#### [GIVEN INSTRUCTION]
Find every line in the records below that holds the word "data", and copy it out.

#### [SUPPLIED MATERIAL]
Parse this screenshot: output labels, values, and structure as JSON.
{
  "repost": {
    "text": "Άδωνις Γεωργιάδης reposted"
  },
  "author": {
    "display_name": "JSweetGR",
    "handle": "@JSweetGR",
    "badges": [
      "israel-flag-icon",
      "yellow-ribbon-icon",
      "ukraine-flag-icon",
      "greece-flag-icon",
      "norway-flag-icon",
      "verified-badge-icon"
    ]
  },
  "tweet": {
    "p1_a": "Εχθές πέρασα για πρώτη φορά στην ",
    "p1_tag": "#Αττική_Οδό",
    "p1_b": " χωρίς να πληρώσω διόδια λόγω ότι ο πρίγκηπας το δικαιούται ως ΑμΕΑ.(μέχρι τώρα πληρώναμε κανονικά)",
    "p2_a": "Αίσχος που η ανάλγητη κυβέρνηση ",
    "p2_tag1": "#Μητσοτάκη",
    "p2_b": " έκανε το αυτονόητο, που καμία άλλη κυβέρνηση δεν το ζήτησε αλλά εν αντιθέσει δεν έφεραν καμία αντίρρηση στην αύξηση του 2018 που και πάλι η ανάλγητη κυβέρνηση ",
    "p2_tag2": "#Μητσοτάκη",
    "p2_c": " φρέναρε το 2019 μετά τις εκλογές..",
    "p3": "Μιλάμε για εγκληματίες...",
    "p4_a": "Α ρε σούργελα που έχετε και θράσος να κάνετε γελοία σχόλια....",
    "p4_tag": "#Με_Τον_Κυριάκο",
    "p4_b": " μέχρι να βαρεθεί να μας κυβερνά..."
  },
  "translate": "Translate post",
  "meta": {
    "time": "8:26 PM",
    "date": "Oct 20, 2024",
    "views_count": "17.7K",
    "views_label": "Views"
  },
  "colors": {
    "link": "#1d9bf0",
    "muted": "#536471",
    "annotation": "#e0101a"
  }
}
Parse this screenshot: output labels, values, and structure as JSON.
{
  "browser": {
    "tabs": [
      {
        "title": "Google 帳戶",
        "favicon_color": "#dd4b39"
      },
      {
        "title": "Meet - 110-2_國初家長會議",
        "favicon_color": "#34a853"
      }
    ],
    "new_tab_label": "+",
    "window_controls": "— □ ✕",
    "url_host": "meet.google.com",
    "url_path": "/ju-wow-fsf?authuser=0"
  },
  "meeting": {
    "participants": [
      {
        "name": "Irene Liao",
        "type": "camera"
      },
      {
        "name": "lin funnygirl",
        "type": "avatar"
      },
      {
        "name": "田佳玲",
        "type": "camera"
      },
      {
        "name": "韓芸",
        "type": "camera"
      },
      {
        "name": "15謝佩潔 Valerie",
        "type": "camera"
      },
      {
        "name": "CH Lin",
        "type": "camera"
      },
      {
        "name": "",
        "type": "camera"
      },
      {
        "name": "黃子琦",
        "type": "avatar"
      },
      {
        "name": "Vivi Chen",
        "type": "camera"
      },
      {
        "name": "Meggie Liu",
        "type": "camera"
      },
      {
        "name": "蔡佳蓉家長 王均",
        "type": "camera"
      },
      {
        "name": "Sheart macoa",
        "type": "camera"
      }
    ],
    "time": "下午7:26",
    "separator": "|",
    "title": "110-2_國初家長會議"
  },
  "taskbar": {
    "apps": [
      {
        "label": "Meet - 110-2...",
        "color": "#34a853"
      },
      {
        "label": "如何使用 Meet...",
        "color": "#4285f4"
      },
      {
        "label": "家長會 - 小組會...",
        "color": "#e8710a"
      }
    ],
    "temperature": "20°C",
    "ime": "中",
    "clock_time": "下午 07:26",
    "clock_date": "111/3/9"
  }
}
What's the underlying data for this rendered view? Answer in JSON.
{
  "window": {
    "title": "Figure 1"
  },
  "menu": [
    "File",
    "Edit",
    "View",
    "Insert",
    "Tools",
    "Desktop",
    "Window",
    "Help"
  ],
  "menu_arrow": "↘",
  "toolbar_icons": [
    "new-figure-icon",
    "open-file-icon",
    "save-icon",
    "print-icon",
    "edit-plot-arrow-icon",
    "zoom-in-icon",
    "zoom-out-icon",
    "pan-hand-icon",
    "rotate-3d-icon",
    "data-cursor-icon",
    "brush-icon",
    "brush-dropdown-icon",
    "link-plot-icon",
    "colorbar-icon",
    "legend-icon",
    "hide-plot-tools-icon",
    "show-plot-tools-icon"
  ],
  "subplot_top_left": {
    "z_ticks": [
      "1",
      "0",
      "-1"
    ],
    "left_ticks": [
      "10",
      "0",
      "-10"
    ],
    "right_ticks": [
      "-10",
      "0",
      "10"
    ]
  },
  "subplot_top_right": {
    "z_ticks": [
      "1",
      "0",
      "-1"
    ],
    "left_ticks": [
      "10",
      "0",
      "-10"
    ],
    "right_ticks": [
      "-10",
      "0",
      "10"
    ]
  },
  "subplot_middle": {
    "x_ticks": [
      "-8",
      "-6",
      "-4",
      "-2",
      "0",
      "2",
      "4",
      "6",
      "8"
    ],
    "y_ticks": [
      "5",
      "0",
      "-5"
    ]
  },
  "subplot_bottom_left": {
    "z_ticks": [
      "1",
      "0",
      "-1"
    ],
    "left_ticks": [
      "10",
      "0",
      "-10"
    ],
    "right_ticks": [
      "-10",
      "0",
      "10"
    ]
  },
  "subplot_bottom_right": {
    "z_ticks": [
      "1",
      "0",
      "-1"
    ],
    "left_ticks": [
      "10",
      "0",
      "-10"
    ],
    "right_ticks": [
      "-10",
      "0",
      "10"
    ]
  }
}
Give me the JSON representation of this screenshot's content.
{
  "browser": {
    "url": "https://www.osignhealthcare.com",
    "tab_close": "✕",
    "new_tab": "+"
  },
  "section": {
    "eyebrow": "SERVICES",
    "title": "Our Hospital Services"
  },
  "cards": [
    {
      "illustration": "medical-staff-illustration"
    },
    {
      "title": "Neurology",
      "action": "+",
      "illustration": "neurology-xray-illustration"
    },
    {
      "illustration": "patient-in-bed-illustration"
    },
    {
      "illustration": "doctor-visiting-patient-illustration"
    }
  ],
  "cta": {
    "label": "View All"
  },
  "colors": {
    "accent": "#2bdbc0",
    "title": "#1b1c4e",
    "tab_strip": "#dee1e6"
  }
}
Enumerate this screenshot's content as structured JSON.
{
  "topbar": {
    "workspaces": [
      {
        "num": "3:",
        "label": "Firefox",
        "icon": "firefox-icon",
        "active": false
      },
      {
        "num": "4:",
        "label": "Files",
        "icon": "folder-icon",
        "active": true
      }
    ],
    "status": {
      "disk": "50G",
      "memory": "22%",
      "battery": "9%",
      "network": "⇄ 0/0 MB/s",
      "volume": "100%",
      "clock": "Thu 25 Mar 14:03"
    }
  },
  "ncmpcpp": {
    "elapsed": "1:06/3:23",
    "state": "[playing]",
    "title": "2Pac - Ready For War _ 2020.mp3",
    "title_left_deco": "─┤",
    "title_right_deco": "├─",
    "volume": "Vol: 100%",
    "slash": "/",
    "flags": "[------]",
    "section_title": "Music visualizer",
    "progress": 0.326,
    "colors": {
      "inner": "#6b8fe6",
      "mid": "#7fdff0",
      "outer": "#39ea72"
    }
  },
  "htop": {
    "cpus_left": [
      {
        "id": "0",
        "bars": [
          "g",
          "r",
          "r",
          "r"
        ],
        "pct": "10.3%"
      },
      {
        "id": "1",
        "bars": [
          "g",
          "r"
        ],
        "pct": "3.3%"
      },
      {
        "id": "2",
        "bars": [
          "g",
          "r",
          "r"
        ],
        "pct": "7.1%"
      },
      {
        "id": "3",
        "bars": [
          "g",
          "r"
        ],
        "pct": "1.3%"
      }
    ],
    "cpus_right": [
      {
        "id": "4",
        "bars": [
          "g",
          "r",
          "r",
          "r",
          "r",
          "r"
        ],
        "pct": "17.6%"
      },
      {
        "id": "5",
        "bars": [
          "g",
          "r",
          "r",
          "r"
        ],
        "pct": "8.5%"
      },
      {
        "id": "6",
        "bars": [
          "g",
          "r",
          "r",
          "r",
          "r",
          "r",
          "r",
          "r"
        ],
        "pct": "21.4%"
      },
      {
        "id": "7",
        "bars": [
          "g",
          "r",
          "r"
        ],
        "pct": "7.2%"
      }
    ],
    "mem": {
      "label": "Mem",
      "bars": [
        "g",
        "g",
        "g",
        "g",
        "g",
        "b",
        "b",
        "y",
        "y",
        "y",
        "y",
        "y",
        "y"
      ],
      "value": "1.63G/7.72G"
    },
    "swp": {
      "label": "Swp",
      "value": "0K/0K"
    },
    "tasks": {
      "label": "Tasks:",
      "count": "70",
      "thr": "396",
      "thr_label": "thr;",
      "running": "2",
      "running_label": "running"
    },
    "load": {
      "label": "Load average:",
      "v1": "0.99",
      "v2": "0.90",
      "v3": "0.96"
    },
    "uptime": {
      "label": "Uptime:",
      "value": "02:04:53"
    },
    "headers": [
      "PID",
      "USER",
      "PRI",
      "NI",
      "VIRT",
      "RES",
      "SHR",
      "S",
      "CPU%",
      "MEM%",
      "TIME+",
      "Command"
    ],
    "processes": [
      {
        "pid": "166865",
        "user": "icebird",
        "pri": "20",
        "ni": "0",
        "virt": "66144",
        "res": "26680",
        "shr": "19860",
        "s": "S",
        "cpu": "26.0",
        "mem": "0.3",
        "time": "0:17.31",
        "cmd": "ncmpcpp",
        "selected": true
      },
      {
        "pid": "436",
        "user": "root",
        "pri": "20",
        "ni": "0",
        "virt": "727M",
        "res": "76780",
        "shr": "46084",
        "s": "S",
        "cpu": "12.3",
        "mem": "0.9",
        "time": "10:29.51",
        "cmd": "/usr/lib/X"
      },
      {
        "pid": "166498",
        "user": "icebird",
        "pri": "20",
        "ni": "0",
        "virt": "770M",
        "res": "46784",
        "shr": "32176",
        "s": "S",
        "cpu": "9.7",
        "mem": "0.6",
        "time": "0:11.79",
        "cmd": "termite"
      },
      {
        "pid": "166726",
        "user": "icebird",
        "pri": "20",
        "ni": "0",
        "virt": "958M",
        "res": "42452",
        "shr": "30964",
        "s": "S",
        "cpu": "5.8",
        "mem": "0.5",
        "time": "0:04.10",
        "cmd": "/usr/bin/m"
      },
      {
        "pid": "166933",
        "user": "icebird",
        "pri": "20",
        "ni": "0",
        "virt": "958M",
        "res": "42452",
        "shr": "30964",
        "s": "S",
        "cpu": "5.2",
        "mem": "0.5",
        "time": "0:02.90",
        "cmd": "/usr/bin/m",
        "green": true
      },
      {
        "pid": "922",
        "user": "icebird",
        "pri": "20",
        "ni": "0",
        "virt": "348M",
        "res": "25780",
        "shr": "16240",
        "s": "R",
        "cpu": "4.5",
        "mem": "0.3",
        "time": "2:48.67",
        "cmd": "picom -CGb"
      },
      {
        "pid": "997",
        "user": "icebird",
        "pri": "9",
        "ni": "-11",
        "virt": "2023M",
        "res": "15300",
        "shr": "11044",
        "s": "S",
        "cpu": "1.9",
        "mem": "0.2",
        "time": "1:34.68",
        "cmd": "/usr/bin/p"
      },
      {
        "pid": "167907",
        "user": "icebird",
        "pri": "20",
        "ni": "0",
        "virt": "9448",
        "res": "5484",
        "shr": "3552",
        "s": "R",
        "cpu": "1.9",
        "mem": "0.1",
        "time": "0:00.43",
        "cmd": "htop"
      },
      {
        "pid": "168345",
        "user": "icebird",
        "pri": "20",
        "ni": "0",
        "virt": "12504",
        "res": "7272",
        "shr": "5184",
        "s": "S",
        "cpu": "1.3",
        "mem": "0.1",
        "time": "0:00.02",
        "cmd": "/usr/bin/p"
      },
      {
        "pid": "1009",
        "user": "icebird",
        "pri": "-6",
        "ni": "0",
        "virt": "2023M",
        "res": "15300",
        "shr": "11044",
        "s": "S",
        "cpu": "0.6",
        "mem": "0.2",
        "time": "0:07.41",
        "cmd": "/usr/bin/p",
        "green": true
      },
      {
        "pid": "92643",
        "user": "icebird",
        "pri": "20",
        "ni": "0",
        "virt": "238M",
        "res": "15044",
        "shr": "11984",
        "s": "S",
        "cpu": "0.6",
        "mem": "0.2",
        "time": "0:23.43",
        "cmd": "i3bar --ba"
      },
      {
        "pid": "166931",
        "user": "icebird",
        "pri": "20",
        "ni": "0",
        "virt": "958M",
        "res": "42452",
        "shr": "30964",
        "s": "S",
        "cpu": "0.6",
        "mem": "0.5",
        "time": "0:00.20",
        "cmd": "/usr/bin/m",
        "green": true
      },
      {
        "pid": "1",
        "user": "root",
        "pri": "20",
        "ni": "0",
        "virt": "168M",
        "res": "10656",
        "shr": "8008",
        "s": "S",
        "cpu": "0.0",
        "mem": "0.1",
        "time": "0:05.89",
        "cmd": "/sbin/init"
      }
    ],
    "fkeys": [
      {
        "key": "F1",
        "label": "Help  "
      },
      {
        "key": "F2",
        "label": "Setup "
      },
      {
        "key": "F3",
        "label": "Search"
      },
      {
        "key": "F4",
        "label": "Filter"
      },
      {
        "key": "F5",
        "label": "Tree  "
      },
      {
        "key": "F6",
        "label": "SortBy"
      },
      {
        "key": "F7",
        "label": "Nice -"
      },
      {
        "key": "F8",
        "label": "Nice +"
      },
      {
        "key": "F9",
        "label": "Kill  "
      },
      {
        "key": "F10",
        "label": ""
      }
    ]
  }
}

#### [ANSWER TO THE TASK]
What's the underlying data for this rendered view? Answer in JSON.
    "data-cursor-icon",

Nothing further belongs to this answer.